━━ TASK INPUTS ━━

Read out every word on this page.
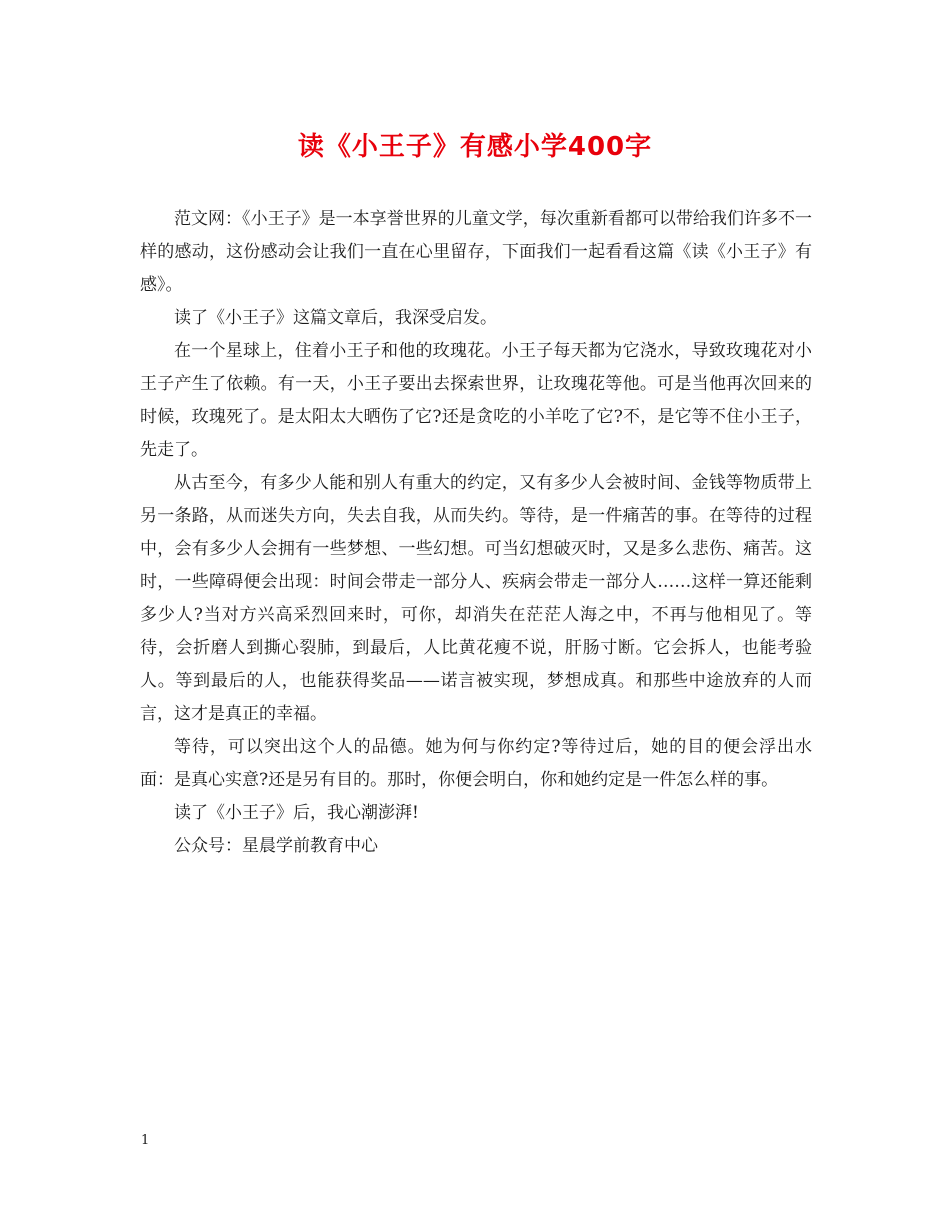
读《小王子》有感小学400字

范文网：《小王子》是一本享誉世界的儿童文学，每次重新看都可以带给我们许多不一样的感动，这份感动会让我们一直在心里留存，下面我们一起看看这篇《读《小王子》有感》。

读了《小王子》这篇文章后，我深受启发。

在一个星球上，住着小王子和他的玫瑰花。小王子每天都为它浇水，导致玫瑰花对小王子产生了依赖。有一天，小王子要出去探索世界，让玫瑰花等他。可是当他再次回来的时候，玫瑰死了。是太阳太大晒伤了它?还是贪吃的小羊吃了它?不，是它等不住小王子，先走了。

从古至今，有多少人能和别人有重大的约定，又有多少人会被时间、金钱等物质带上另一条路，从而迷失方向，失去自我，从而失约。等待，是一件痛苦的事。在等待的过程中，会有多少人会拥有一些梦想、一些幻想。可当幻想破灭时，又是多么悲伤、痛苦。这时，一些障碍便会出现：时间会带走一部分人、疾病会带走一部分人……这样一算还能剩多少人?当对方兴高采烈回来时，可你，却消失在茫茫人海之中，不再与他相见了。等待，会折磨人到撕心裂肺，到最后，人比黄花瘦不说，肝肠寸断。它会拆人，也能考验人。等到最后的人，也能获得奖品——诺言被实现，梦想成真。和那些中途放弃的人而言，这才是真正的幸福。

等待，可以突出这个人的品德。她为何与你约定?等待过后，她的目的便会浮出水面：是真心实意?还是另有目的。那时，你便会明白，你和她约定是一件怎么样的事。

读了《小王子》后，我心潮澎湃!

公众号：星晨学前教育中心

1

━━━

TASK TO COMPLETE
Without the pictures, retype the whole of the material above exactly.

REPLY
Read out every word on this page.
读《小王子》有感小学400字

范文网：《小王子》是一本享誉世界的儿童文学，每次重新看都可以带给我们许多不一样的感动，这份感动会让我们一直在心里留存，下面我们一起看看这篇《读《小王子》有感》。

读了《小王子》这篇文章后，我深受启发。

在一个星球上，住着小王子和他的玫瑰花。小王子每天都为它浇水，导致玫瑰花对小王子产生了依赖。有一天，小王子要出去探索世界，让玫瑰花等他。可是当他再次回来的时候，玫瑰死了。是太阳太大晒伤了它?还是贪吃的小羊吃了它?不，是它等不住小王子，先走了。

从古至今，有多少人能和别人有重大的约定，又有多少人会被时间、金钱等物质带上另一条路，从而迷失方向，失去自我，从而失约。等待，是一件痛苦的事。在等待的过程中，会有多少人会拥有一些梦想、一些幻想。可当幻想破灭时，又是多么悲伤、痛苦。这时，一些障碍便会出现：时间会带走一部分人、疾病会带走一部分人……这样一算还能剩多少人?当对方兴高采烈回来时，可你，却消失在茫茫人海之中，不再与他相见了。等待，会折磨人到撕心裂肺，到最后，人比黄花瘦不说，肝肠寸断。它会拆人，也能考验人。等到最后的人，也能获得奖品——诺言被实现，梦想成真。和那些中途放弃的人而言，这才是真正的幸福。

等待，可以突出这个人的品德。她为何与你约定?等待过后，她的目的便会浮出水面：是真心实意?还是另有目的。那时，你便会明白，你和她约定是一件怎么样的事。

读了《小王子》后，我心潮澎湃!

公众号：星晨学前教育中心

1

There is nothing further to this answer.